* [Task details]
Without including the pictures, copy out every line below.

* [Records for this task]
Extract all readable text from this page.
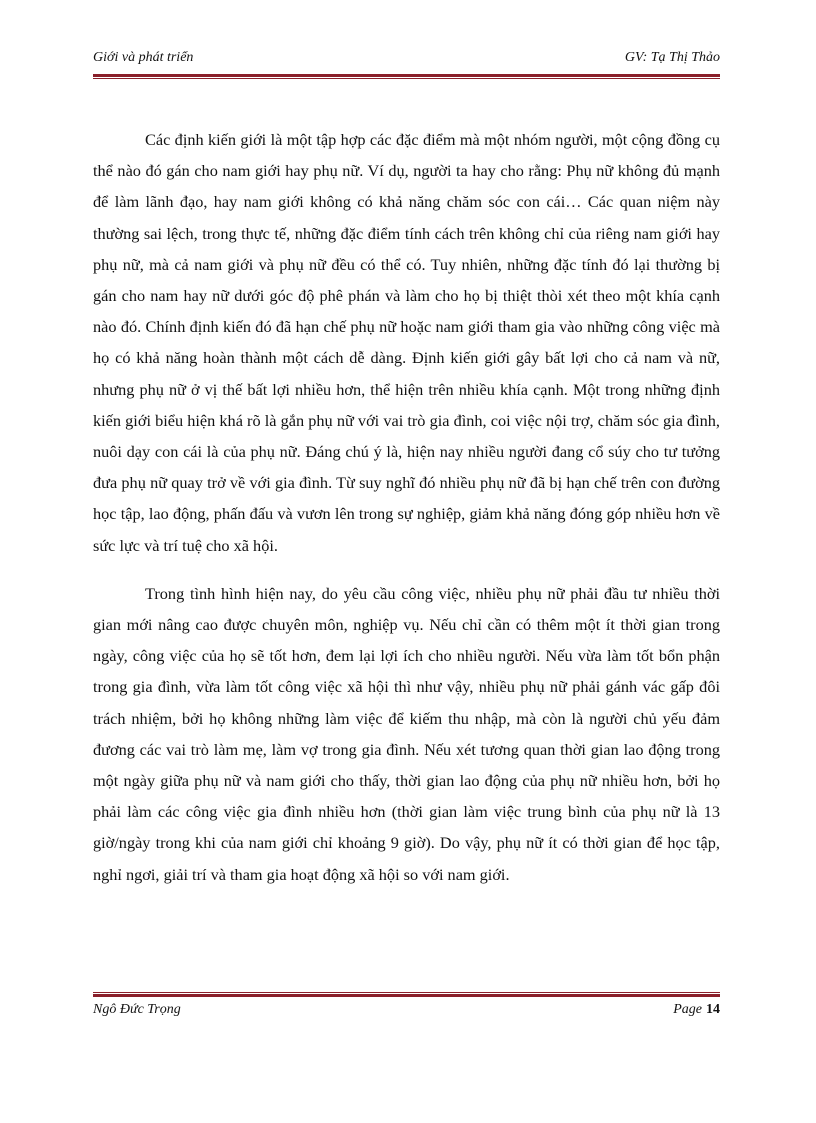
Giới và phát triển	GV: Tạ Thị Thảo

Các định kiến giới là một tập hợp các đặc điểm mà một nhóm người, một cộng đồng cụ thể nào đó gán cho nam giới hay phụ nữ. Ví dụ, người ta hay cho rằng: Phụ nữ không đủ mạnh để làm lãnh đạo, hay nam giới không có khả năng chăm sóc con cái… Các quan niệm này thường sai lệch, trong thực tế, những đặc điểm tính cách trên không chỉ của riêng nam giới hay phụ nữ, mà cả nam giới và phụ nữ đều có thể có. Tuy nhiên, những đặc tính đó lại thường bị gán cho nam hay nữ dưới góc độ phê phán và làm cho họ bị thiệt thòi xét theo một khía cạnh nào đó. Chính định kiến đó đã hạn chế phụ nữ hoặc nam giới tham gia vào những công việc mà họ có khả năng hoàn thành một cách dễ dàng. Định kiến giới gây bất lợi cho cả nam và nữ, nhưng phụ nữ ở vị thế bất lợi nhiều hơn, thể hiện trên nhiều khía cạnh. Một trong những định kiến giới biểu hiện khá rõ là gắn phụ nữ với vai trò gia đình, coi việc nội trợ, chăm sóc gia đình, nuôi dạy con cái là của phụ nữ. Đáng chú ý là, hiện nay nhiều người đang cổ súy cho tư tưởng đưa phụ nữ quay trở về với gia đình. Từ suy nghĩ đó nhiều phụ nữ đã bị hạn chế trên con đường học tập, lao động, phấn đấu và vươn lên trong sự nghiệp, giảm khả năng đóng góp nhiều hơn về sức lực và trí tuệ cho xã hội.

Trong tình hình hiện nay, do yêu cầu công việc, nhiều phụ nữ phải đầu tư nhiều thời gian mới nâng cao được chuyên môn, nghiệp vụ. Nếu chỉ cần có thêm một ít thời gian trong ngày, công việc của họ sẽ tốt hơn, đem lại lợi ích cho nhiều người. Nếu vừa làm tốt bổn phận trong gia đình, vừa làm tốt công việc xã hội thì như vậy, nhiều phụ nữ phải gánh vác gấp đôi trách nhiệm, bởi họ không những làm việc để kiếm thu nhập, mà còn là người chủ yếu đảm đương các vai trò làm mẹ, làm vợ trong gia đình. Nếu xét tương quan thời gian lao động trong một ngày giữa phụ nữ và nam giới cho thấy, thời gian lao động của phụ nữ nhiều hơn, bởi họ phải làm các công việc gia đình nhiều hơn (thời gian làm việc trung bình của phụ nữ là 13 giờ/ngày trong khi của nam giới chỉ khoảng 9 giờ). Do vậy, phụ nữ ít có thời gian để học tập, nghỉ ngơi, giải trí và tham gia hoạt động xã hội so với nam giới.

Ngô Đức Trọng	Page 14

* [The solution]
Extract all readable text from this page.
Giới và phát triển	GV: Tạ Thị Thảo

Các định kiến giới là một tập hợp các đặc điểm mà một nhóm người, một cộng đồng cụ thể nào đó gán cho nam giới hay phụ nữ. Ví dụ, người ta hay cho rằng: Phụ nữ không đủ mạnh để làm lãnh đạo, hay nam giới không có khả năng chăm sóc con cái… Các quan niệm này thường sai lệch, trong thực tế, những đặc điểm tính cách trên không chỉ của riêng nam giới hay phụ nữ, mà cả nam giới và phụ nữ đều có thể có. Tuy nhiên, những đặc tính đó lại thường bị gán cho nam hay nữ dưới góc độ phê phán và làm cho họ bị thiệt thòi xét theo một khía cạnh nào đó. Chính định kiến đó đã hạn chế phụ nữ hoặc nam giới tham gia vào những công việc mà họ có khả năng hoàn thành một cách dễ dàng. Định kiến giới gây bất lợi cho cả nam và nữ, nhưng phụ nữ ở vị thế bất lợi nhiều hơn, thể hiện trên nhiều khía cạnh. Một trong những định kiến giới biểu hiện khá rõ là gắn phụ nữ với vai trò gia đình, coi việc nội trợ, chăm sóc gia đình, nuôi dạy con cái là của phụ nữ. Đáng chú ý là, hiện nay nhiều người đang cổ súy cho tư tưởng đưa phụ nữ quay trở về với gia đình. Từ suy nghĩ đó nhiều phụ nữ đã bị hạn chế trên con đường học tập, lao động, phấn đấu và vươn lên trong sự nghiệp, giảm khả năng đóng góp nhiều hơn về sức lực và trí tuệ cho xã hội.

Trong tình hình hiện nay, do yêu cầu công việc, nhiều phụ nữ phải đầu tư nhiều thời gian mới nâng cao được chuyên môn, nghiệp vụ. Nếu chỉ cần có thêm một ít thời gian trong ngày, công việc của họ sẽ tốt hơn, đem lại lợi ích cho nhiều người. Nếu vừa làm tốt bổn phận trong gia đình, vừa làm tốt công việc xã hội thì như vậy, nhiều phụ nữ phải gánh vác gấp đôi trách nhiệm, bởi họ không những làm việc để kiếm thu nhập, mà còn là người chủ yếu đảm đương các vai trò làm mẹ, làm vợ trong gia đình. Nếu xét tương quan thời gian lao động trong một ngày giữa phụ nữ và nam giới cho thấy, thời gian lao động của phụ nữ nhiều hơn, bởi họ phải làm các công việc gia đình nhiều hơn (thời gian làm việc trung bình của phụ nữ là 13 giờ/ngày trong khi của nam giới chỉ khoảng 9 giờ). Do vậy, phụ nữ ít có thời gian để học tập, nghỉ ngơi, giải trí và tham gia hoạt động xã hội so với nam giới.

Ngô Đức Trọng	Page 14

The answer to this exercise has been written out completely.